### Job
Repeat the listing in full, preserving every character.

--- BEGIN Data excerpts ---

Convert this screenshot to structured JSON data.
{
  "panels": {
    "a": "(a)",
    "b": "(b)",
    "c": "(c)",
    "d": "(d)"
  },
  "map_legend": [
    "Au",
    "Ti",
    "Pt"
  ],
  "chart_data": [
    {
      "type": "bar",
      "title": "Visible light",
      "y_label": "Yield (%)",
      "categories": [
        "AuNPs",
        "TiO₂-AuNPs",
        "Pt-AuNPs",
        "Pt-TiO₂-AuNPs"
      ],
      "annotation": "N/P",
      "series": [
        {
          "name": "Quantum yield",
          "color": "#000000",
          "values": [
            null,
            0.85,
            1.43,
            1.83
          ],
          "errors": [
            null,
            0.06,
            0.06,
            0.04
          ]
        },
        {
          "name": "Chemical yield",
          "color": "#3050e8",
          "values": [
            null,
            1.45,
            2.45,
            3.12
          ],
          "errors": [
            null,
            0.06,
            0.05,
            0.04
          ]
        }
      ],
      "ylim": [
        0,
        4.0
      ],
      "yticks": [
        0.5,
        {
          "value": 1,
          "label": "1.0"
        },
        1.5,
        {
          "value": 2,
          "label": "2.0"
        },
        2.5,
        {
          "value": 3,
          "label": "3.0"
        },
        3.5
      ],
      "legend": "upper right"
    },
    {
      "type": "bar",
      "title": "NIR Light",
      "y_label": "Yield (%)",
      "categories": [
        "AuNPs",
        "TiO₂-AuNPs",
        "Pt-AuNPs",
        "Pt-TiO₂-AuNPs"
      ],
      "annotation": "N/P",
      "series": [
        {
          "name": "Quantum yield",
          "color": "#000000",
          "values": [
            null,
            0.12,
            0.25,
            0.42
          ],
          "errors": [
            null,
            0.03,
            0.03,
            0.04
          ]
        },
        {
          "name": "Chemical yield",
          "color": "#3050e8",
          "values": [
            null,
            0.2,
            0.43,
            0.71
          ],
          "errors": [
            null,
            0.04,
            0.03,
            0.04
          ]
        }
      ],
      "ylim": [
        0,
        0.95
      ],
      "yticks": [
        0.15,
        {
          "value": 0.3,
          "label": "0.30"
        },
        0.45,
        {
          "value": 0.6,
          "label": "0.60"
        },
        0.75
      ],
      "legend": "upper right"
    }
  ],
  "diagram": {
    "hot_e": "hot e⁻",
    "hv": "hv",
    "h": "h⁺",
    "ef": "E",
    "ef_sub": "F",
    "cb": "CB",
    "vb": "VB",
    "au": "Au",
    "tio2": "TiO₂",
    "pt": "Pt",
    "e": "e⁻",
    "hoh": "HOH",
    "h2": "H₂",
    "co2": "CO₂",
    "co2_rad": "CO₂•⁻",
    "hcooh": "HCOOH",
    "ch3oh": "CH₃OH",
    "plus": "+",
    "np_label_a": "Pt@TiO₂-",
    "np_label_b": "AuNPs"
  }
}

--- END Data excerpts ---

### Output below
Convert this screenshot to structured JSON data.
{
  "panels": {
    "a": "(a)",
    "b": "(b)",
    "c": "(c)",
    "d": "(d)"
  },
  "map_legend": [
    "Au",
    "Ti",
    "Pt"
  ],
  "chart_data": [
    {
      "type": "bar",
      "title": "Visible light",
      "y_label": "Yield (%)",
      "categories": [
        "AuNPs",
        "TiO₂-AuNPs",
        "Pt-AuNPs",
        "Pt-TiO₂-AuNPs"
      ],
      "annotation": "N/P",
      "series": [
        {
          "name": "Quantum yield",
          "color": "#000000",
          "values": [
            null,
            0.85,
            1.43,
            1.83
          ],
          "errors": [
            null,
            0.06,
            0.06,
            0.04
          ]
        },
        {
          "name": "Chemical yield",
          "color": "#3050e8",
          "values": [
            null,
            1.45,
            2.45,
            3.12
          ],
          "errors": [
            null,
            0.06,
            0.05,
            0.04
          ]
        }
      ],
      "ylim": [
        0,
        4.0
      ],
      "yticks": [
        0.5,
        {
          "value": 1,
          "label": "1.0"
        },
        1.5,
        {
          "value": 2,
          "label": "2.0"
        },
        2.5,
        {
          "value": 3,
          "label": "3.0"
        },
        3.5
      ],
      "legend": "upper right"
    },
    {
      "type": "bar",
      "title": "NIR Light",
      "y_label": "Yield (%)",
      "categories": [
        "AuNPs",
        "TiO₂-AuNPs",
        "Pt-AuNPs",
        "Pt-TiO₂-AuNPs"
      ],
      "annotation": "N/P",
      "series": [
        {
          "name": "Quantum yield",
          "color": "#000000",
          "values": [
            null,
            0.12,
            0.25,
            0.42
          ],
          "errors": [
            null,
            0.03,
            0.03,
            0.04
          ]
        },
        {
          "name": "Chemical yield",
          "color": "#3050e8",
          "values": [
            null,
            0.2,
            0.43,
            0.71
          ],
          "errors": [
            null,
            0.04,
            0.03,
            0.04
          ]
        }
      ],
      "ylim": [
        0,
        0.95
      ],
      "yticks": [
        0.15,
        {
          "value": 0.3,
          "label": "0.30"
        },
        0.45,
        {
          "value": 0.6,
          "label": "0.60"
        },
        0.75
      ],
      "legend": "upper right"
    }
  ],
  "diagram": {
    "hot_e": "hot e⁻",
    "hv": "hv",
    "h": "h⁺",
    "ef": "E",
    "ef_sub": "F",
    "cb": "CB",
    "vb": "VB",
    "au": "Au",
    "tio2": "TiO₂",
    "pt": "Pt",
    "e": "e⁻",
    "hoh": "HOH",
    "h2": "H₂",
    "co2": "CO₂",
    "co2_rad": "CO₂•⁻",
    "hcooh": "HCOOH",
    "ch3oh": "CH₃OH",
    "plus": "+",
    "np_label_a": "Pt@TiO₂-",
    "np_label_b": "AuNPs"
  }
}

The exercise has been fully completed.